DATA SHOWN:
━━━━━━━━━━━━━━━━━━━━━━━━━━━━━━

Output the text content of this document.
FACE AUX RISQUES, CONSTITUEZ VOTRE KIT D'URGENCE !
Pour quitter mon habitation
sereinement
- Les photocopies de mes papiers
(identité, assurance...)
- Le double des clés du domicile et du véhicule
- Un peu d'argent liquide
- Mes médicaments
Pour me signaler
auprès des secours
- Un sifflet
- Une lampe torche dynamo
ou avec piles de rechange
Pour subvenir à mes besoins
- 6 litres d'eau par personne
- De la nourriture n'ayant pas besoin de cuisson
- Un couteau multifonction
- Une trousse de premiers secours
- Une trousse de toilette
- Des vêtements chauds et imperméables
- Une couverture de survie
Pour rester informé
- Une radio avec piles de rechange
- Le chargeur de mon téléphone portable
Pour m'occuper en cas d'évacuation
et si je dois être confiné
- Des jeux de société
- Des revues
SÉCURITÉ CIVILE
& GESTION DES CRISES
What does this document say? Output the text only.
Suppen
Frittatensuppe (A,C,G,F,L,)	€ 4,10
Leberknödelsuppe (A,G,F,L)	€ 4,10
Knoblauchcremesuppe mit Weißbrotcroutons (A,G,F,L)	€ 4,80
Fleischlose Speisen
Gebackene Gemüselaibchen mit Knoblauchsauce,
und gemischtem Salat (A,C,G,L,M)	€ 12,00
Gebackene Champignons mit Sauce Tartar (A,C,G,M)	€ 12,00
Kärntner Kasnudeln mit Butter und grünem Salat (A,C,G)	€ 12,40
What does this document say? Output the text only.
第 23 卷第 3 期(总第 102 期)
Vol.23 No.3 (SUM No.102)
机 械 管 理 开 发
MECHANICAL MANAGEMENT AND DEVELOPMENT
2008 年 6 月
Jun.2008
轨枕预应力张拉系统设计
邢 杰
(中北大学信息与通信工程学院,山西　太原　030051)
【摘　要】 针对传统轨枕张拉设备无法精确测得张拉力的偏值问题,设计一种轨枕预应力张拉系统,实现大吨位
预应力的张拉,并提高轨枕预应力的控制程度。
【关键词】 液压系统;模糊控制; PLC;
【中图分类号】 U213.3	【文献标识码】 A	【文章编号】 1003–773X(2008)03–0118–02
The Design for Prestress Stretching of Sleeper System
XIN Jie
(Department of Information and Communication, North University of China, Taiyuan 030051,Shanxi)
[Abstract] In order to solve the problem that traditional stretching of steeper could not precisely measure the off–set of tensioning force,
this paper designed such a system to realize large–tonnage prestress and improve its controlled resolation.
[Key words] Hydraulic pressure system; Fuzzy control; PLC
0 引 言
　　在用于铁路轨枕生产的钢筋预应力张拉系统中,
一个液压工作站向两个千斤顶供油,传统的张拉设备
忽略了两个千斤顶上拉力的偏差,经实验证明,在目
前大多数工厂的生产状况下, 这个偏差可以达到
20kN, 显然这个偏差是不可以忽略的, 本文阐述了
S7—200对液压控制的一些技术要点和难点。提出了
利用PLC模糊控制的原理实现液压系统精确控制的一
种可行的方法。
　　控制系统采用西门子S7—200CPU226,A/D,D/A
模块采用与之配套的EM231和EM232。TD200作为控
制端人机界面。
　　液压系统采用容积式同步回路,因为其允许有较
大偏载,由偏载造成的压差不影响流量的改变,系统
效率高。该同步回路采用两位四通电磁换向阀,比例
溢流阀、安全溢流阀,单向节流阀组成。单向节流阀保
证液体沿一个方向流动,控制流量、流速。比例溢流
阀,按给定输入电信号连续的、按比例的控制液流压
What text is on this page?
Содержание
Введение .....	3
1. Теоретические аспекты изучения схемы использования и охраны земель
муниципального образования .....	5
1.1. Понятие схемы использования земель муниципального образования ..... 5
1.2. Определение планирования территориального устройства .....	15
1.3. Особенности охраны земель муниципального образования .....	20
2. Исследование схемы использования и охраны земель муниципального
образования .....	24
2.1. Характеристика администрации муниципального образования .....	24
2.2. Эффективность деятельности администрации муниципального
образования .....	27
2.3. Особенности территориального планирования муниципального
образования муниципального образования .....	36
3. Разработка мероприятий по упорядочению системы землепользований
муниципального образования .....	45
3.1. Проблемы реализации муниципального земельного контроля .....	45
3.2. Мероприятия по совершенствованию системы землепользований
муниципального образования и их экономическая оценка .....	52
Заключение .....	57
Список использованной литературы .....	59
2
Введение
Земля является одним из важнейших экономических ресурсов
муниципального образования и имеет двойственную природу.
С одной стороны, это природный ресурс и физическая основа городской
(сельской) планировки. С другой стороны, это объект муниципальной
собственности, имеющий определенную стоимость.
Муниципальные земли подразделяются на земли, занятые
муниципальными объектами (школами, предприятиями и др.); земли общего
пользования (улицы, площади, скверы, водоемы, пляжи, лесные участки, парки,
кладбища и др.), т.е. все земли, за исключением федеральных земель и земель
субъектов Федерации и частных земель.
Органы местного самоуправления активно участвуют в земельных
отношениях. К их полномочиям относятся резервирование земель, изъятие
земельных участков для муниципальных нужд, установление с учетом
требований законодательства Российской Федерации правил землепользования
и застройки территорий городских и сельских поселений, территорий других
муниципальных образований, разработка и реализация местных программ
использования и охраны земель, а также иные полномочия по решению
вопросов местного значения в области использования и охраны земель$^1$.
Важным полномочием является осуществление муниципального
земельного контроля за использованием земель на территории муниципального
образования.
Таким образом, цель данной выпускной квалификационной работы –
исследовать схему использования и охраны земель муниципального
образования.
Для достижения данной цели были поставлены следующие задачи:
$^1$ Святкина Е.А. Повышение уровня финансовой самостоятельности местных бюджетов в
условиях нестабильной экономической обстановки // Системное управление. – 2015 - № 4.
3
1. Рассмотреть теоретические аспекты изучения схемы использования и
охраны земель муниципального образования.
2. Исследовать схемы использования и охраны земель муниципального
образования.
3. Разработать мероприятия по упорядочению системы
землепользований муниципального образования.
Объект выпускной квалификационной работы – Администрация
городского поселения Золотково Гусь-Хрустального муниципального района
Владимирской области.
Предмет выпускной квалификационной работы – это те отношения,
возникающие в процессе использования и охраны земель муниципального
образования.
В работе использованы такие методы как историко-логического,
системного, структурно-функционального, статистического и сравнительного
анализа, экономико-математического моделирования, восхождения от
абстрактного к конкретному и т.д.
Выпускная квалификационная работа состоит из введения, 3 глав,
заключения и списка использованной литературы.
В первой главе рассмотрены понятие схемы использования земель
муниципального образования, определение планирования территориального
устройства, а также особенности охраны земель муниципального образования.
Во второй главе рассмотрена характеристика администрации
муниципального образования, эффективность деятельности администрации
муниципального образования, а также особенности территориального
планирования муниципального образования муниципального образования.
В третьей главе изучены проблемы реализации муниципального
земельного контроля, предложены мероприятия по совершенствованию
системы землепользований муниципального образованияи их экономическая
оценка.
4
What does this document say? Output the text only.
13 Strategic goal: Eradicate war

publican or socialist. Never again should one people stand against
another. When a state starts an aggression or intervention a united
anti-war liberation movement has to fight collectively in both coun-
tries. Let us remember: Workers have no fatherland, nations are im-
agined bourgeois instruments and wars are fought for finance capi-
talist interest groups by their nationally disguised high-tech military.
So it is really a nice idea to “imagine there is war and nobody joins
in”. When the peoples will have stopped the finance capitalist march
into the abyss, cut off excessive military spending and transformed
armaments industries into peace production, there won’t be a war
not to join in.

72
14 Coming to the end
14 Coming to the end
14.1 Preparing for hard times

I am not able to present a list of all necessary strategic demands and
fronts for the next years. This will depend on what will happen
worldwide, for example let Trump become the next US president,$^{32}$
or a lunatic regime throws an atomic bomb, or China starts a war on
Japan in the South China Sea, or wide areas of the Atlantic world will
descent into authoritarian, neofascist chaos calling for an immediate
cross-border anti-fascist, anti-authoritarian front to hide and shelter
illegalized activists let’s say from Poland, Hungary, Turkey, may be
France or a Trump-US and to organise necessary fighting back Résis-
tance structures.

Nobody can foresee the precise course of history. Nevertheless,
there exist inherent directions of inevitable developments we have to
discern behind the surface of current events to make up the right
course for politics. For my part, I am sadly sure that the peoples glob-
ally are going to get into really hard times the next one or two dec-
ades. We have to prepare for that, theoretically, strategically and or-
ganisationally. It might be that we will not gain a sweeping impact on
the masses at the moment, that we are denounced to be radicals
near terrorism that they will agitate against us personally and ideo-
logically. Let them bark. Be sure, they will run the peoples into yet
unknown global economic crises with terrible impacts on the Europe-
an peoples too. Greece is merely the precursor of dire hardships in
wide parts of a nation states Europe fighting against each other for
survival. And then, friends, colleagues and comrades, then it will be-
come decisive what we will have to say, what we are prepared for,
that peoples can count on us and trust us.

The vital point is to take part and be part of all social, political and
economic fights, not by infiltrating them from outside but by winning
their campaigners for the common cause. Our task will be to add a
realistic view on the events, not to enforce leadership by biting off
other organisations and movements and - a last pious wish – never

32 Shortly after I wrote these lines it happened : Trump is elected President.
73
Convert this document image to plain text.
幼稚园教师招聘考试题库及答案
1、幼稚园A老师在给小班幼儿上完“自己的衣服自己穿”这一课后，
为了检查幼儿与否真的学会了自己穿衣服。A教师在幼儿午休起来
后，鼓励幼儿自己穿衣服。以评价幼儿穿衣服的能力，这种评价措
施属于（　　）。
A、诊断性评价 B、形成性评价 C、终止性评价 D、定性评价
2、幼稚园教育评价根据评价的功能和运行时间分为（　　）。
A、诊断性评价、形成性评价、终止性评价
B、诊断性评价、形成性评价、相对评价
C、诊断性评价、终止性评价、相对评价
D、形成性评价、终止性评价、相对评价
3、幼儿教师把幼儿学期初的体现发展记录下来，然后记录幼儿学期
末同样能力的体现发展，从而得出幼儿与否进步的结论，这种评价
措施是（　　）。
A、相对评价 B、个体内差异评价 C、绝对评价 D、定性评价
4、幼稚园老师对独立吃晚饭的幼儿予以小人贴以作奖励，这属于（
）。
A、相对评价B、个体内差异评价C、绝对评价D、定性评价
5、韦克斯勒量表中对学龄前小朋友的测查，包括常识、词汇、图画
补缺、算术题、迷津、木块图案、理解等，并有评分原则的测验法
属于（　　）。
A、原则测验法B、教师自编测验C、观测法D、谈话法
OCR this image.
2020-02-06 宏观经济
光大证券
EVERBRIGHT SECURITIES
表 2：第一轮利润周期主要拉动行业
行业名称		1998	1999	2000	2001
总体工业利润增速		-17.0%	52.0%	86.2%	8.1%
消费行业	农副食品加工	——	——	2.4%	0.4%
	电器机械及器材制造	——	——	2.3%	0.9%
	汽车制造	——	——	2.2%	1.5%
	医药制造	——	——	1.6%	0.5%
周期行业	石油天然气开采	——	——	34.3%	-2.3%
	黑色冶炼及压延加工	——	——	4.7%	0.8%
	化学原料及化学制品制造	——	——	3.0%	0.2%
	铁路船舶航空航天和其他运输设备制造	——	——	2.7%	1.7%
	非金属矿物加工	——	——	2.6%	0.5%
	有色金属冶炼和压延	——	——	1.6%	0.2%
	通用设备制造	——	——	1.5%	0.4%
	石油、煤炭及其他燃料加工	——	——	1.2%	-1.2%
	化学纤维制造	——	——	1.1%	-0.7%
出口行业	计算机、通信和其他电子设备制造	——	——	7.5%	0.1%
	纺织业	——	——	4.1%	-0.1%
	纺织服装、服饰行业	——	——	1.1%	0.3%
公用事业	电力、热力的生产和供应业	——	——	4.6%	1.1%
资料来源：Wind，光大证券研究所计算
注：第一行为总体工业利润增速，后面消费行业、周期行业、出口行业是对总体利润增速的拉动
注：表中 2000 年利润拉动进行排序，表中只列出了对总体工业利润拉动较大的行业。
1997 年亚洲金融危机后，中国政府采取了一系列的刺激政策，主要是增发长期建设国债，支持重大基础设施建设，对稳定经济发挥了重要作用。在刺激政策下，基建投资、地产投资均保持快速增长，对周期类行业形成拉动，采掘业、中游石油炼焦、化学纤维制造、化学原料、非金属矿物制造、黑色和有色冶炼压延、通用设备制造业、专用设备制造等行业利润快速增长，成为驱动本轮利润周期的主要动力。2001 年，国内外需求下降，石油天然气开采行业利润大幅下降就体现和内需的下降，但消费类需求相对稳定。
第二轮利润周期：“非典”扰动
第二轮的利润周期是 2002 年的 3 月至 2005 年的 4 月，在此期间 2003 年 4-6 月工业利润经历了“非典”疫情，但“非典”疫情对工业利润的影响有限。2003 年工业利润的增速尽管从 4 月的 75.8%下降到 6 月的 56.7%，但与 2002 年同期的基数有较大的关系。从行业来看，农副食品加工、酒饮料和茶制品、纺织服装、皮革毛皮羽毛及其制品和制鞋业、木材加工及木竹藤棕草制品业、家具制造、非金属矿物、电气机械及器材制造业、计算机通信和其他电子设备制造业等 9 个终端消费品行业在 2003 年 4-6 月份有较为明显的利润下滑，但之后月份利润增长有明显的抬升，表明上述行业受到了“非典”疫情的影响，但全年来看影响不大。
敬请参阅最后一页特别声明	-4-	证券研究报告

━━━━━━━━━━━━━━━━━━━━━━━━━━━━━━

EXERCISE TASK:
From the data, list each line in which the string "events" appears.

RIGHT ANSWER:
discern behind the surface of current events to make up the right
realistic view on the events, not to enforce leadership by biting off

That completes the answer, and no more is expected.